▶ [EXERCISE OBJECTIVE]:
Your task is to gather the lines below that hold the string "JSON".
>> START INFORMATION SUPPLIED
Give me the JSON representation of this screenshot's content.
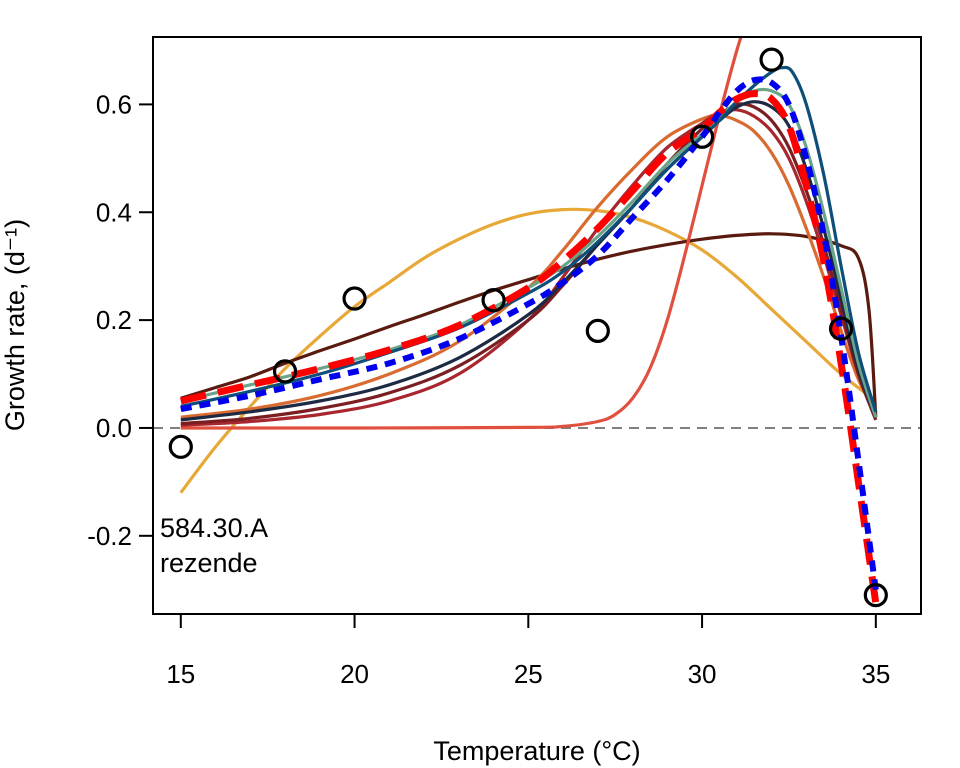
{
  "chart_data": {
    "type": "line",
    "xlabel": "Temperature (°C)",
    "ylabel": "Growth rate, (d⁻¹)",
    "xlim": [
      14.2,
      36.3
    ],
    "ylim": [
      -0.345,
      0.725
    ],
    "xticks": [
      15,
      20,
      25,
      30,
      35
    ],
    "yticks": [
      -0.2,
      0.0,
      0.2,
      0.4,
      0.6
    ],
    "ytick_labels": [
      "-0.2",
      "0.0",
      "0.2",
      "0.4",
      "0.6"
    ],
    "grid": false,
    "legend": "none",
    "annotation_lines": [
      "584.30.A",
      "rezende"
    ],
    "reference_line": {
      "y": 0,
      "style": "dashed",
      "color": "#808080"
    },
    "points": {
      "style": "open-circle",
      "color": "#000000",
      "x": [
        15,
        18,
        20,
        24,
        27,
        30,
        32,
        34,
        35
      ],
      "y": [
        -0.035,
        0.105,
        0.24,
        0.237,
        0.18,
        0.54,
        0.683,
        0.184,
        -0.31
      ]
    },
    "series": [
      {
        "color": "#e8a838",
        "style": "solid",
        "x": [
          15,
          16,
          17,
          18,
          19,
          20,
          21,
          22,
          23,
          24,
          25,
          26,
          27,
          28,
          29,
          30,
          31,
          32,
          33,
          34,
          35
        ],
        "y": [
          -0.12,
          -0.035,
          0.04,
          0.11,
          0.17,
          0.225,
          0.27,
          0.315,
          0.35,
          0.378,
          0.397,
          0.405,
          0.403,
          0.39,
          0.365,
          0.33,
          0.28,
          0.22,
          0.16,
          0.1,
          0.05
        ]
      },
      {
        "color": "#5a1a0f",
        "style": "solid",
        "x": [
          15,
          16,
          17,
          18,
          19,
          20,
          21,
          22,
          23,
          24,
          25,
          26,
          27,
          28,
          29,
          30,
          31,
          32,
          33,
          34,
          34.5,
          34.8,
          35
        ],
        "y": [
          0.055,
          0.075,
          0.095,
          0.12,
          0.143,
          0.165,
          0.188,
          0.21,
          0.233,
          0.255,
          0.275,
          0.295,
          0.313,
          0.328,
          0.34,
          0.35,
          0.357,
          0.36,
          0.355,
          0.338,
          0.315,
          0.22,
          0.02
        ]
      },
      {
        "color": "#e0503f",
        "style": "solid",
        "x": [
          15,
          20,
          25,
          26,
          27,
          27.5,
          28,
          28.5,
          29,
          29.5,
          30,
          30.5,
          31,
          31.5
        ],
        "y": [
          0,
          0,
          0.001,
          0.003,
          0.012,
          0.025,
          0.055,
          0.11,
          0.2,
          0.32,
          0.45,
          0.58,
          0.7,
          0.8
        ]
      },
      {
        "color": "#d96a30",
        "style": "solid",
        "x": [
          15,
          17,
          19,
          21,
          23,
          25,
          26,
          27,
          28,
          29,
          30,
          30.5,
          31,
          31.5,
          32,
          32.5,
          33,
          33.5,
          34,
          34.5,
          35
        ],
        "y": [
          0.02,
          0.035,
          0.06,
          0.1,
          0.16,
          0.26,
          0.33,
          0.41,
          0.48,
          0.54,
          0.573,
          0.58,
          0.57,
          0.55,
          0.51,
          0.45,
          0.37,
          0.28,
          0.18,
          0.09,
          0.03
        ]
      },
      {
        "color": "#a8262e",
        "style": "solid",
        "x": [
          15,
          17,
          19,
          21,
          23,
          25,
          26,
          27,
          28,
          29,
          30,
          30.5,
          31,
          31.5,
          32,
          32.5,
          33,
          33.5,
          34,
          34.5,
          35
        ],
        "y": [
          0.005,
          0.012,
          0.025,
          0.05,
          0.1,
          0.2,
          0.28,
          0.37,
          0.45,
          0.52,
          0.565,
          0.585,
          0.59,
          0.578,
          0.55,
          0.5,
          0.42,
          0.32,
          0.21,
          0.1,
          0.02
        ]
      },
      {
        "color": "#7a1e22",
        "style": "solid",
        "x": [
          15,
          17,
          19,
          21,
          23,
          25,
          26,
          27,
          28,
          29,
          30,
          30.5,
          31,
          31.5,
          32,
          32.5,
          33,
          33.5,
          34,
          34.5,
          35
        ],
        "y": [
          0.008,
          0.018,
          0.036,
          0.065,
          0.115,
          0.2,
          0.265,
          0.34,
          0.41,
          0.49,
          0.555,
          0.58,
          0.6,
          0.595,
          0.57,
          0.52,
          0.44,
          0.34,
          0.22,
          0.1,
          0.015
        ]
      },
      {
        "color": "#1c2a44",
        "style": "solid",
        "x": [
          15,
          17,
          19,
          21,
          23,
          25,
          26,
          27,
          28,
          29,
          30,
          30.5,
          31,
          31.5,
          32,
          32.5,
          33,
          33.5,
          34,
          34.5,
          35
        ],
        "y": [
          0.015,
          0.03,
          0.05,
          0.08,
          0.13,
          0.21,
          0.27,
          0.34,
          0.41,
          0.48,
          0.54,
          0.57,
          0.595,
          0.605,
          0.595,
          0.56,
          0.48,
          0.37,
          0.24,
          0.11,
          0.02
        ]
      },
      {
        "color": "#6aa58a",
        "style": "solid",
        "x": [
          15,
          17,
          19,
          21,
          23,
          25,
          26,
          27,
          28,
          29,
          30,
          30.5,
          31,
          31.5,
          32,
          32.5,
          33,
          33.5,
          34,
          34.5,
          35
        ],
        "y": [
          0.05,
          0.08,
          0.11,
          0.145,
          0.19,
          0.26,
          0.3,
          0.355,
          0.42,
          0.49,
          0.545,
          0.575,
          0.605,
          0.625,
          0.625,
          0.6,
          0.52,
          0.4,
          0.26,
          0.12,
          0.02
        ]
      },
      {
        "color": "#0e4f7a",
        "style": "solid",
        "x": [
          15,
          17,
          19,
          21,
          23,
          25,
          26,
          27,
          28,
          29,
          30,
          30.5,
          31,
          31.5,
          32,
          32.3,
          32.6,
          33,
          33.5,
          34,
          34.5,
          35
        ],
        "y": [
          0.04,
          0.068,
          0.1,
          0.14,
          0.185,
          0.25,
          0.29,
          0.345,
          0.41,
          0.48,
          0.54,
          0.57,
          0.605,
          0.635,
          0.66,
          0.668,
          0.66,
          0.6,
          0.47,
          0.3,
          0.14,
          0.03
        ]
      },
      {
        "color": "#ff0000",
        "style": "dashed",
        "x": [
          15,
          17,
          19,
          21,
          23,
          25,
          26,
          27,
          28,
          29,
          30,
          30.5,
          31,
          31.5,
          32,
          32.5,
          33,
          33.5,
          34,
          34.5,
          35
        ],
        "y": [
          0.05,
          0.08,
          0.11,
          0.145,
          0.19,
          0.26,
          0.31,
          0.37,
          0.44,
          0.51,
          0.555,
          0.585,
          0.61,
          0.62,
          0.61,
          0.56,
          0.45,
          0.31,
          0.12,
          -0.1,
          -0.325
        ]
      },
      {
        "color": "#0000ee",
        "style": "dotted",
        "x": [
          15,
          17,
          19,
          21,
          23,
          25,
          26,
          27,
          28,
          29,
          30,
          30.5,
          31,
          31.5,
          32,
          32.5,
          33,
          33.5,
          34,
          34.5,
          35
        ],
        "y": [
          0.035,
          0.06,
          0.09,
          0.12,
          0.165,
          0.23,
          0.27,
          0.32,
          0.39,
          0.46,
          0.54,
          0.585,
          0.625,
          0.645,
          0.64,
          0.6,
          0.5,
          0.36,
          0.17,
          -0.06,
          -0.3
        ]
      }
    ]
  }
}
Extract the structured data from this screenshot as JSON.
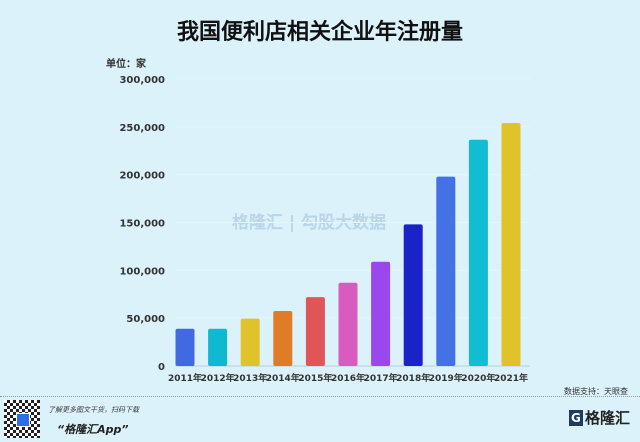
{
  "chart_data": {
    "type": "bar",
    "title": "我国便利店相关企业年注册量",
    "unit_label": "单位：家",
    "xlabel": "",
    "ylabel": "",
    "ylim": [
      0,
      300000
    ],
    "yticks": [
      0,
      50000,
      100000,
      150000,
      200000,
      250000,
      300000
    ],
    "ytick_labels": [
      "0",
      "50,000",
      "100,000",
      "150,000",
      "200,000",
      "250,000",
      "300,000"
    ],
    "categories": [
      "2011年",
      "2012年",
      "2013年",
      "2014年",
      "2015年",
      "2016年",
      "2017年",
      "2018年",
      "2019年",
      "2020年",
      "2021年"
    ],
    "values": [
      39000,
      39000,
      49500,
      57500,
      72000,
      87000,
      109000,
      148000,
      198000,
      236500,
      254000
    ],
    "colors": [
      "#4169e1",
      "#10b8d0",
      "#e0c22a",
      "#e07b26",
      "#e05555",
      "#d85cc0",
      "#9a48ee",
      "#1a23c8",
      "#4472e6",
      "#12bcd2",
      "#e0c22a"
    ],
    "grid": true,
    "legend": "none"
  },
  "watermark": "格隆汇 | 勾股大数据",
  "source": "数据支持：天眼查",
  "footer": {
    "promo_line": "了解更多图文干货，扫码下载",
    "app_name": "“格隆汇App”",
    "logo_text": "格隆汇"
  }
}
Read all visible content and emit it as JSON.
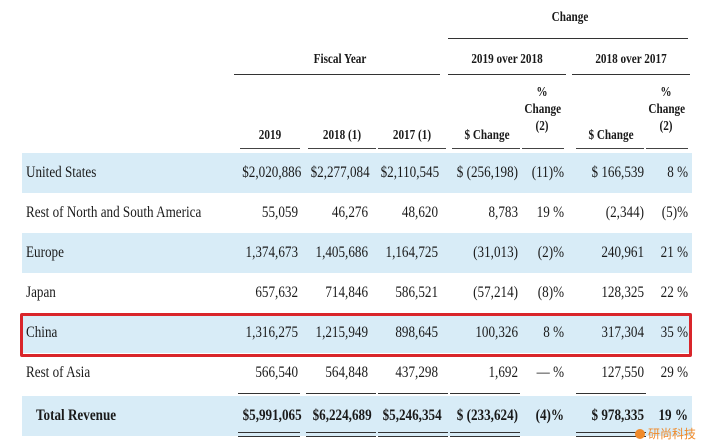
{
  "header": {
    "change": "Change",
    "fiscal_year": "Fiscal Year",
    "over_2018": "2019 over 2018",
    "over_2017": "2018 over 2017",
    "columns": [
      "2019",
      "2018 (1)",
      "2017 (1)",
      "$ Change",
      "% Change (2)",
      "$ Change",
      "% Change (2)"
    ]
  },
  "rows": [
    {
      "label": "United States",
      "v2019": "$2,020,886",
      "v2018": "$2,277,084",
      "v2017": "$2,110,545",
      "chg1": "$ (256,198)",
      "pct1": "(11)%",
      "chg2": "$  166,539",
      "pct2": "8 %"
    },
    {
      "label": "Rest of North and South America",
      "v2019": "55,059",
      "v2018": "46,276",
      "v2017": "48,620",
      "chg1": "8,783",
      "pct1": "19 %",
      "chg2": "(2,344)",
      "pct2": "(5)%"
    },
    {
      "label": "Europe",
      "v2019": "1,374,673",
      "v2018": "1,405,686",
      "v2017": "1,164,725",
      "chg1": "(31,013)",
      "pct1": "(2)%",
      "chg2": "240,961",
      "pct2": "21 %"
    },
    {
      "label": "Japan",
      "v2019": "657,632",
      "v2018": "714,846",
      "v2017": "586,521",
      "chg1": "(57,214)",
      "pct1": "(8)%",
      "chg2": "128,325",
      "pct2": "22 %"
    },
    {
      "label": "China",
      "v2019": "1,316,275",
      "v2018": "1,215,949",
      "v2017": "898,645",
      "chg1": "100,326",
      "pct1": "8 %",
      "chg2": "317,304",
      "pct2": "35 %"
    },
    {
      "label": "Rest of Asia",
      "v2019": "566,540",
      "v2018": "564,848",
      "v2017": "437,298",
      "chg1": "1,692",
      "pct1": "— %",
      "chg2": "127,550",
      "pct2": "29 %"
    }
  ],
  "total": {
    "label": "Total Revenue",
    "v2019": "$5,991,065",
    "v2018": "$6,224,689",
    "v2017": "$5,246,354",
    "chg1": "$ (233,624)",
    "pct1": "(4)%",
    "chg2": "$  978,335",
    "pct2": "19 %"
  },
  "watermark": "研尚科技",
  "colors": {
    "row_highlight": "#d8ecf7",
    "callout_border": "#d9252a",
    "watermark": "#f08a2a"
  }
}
>> END INFORMATION SUPPLIED
▶ [EXPECTED ANSWER]:
Give me the JSON representation of this screenshot's content.
Extract the structured data from this screenshot as JSON.
Read all visible content and emit it as JSON.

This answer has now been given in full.